> **Brief**:
Below are entries. Pull out all lines containing "Hispanic".

· · · · ·

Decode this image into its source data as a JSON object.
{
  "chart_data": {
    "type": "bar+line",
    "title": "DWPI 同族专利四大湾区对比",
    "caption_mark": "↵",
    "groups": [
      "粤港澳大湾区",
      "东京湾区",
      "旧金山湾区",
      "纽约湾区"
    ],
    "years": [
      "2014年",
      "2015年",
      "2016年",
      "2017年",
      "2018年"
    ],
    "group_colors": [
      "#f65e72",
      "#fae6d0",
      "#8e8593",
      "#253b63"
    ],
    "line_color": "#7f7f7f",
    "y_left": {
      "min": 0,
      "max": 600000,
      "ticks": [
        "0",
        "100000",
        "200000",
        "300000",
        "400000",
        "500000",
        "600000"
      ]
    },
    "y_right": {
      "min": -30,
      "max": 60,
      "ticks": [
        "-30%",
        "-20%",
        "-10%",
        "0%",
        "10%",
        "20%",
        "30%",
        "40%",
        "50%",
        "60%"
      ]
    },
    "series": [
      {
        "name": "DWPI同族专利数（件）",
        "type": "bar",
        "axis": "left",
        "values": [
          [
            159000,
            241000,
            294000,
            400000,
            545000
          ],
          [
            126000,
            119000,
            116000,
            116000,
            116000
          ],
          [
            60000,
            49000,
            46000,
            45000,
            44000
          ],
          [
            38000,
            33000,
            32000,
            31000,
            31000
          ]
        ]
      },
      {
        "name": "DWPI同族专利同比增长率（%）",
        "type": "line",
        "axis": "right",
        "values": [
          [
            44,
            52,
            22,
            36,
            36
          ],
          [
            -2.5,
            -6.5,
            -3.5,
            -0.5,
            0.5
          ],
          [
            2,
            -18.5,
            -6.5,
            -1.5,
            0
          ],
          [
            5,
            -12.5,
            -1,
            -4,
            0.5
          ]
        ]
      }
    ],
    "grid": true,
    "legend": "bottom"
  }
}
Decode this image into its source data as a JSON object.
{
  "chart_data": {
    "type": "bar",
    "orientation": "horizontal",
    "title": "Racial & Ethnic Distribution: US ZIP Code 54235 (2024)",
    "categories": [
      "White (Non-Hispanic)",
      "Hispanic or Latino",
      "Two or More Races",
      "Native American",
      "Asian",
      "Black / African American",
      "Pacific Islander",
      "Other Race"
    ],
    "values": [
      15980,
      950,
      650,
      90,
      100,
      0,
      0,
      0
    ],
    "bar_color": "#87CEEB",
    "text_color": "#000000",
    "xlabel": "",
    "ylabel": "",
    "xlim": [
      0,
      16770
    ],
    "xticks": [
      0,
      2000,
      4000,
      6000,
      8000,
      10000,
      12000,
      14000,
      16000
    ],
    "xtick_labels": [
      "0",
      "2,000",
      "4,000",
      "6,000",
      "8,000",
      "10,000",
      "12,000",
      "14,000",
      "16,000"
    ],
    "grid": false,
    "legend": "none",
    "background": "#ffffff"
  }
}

· · · · ·

> **Correct result**:
      "White (Non-Hispanic)",
      "Hispanic or Latino",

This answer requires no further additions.